Stated exercise
Write out all the data again, exactly as it stands.

Dataset rows about figures:

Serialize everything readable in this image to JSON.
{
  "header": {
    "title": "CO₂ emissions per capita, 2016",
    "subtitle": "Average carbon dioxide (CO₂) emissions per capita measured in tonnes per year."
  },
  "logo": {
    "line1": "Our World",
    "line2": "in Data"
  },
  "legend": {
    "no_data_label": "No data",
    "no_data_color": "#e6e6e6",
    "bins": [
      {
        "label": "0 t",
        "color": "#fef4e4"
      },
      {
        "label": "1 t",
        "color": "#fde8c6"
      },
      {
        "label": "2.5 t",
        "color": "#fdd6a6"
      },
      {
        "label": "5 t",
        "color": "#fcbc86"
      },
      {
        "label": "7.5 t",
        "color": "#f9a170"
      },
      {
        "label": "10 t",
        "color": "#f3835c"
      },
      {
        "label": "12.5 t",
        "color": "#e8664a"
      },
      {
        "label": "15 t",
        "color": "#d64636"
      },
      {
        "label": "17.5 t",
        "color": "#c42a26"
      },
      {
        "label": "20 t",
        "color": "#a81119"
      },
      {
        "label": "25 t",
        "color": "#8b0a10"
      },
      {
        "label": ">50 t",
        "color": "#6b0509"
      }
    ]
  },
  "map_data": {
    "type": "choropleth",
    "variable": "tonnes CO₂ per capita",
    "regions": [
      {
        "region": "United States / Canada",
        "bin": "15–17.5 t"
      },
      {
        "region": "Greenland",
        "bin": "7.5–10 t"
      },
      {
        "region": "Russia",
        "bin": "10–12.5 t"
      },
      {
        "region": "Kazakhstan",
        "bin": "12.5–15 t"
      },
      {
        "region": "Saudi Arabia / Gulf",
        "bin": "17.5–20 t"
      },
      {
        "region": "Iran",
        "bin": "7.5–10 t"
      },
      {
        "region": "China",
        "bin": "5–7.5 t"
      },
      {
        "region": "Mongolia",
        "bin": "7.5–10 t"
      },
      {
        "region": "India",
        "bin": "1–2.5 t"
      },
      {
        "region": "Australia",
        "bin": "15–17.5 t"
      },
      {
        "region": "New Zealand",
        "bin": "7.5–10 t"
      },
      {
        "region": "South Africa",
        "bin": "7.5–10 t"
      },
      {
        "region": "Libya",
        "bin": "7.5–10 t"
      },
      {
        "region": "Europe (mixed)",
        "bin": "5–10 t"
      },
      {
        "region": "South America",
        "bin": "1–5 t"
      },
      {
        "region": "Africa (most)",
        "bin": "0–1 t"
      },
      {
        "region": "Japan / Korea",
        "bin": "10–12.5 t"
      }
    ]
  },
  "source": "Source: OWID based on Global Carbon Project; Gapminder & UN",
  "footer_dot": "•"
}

Answer for this exercise
Serialize everything readable in this image to JSON.
{
  "header": {
    "title": "CO₂ emissions per capita, 2016",
    "subtitle": "Average carbon dioxide (CO₂) emissions per capita measured in tonnes per year."
  },
  "logo": {
    "line1": "Our World",
    "line2": "in Data"
  },
  "legend": {
    "no_data_label": "No data",
    "no_data_color": "#e6e6e6",
    "bins": [
      {
        "label": "0 t",
        "color": "#fef4e4"
      },
      {
        "label": "1 t",
        "color": "#fde8c6"
      },
      {
        "label": "2.5 t",
        "color": "#fdd6a6"
      },
      {
        "label": "5 t",
        "color": "#fcbc86"
      },
      {
        "label": "7.5 t",
        "color": "#f9a170"
      },
      {
        "label": "10 t",
        "color": "#f3835c"
      },
      {
        "label": "12.5 t",
        "color": "#e8664a"
      },
      {
        "label": "15 t",
        "color": "#d64636"
      },
      {
        "label": "17.5 t",
        "color": "#c42a26"
      },
      {
        "label": "20 t",
        "color": "#a81119"
      },
      {
        "label": "25 t",
        "color": "#8b0a10"
      },
      {
        "label": ">50 t",
        "color": "#6b0509"
      }
    ]
  },
  "map_data": {
    "type": "choropleth",
    "variable": "tonnes CO₂ per capita",
    "regions": [
      {
        "region": "United States / Canada",
        "bin": "15–17.5 t"
      },
      {
        "region": "Greenland",
        "bin": "7.5–10 t"
      },
      {
        "region": "Russia",
        "bin": "10–12.5 t"
      },
      {
        "region": "Kazakhstan",
        "bin": "12.5–15 t"
      },
      {
        "region": "Saudi Arabia / Gulf",
        "bin": "17.5–20 t"
      },
      {
        "region": "Iran",
        "bin": "7.5–10 t"
      },
      {
        "region": "China",
        "bin": "5–7.5 t"
      },
      {
        "region": "Mongolia",
        "bin": "7.5–10 t"
      },
      {
        "region": "India",
        "bin": "1–2.5 t"
      },
      {
        "region": "Australia",
        "bin": "15–17.5 t"
      },
      {
        "region": "New Zealand",
        "bin": "7.5–10 t"
      },
      {
        "region": "South Africa",
        "bin": "7.5–10 t"
      },
      {
        "region": "Libya",
        "bin": "7.5–10 t"
      },
      {
        "region": "Europe (mixed)",
        "bin": "5–10 t"
      },
      {
        "region": "South America",
        "bin": "1–5 t"
      },
      {
        "region": "Africa (most)",
        "bin": "0–1 t"
      },
      {
        "region": "Japan / Korea",
        "bin": "10–12.5 t"
      }
    ]
  },
  "source": "Source: OWID based on Global Carbon Project; Gapminder & UN",
  "footer_dot": "•"
}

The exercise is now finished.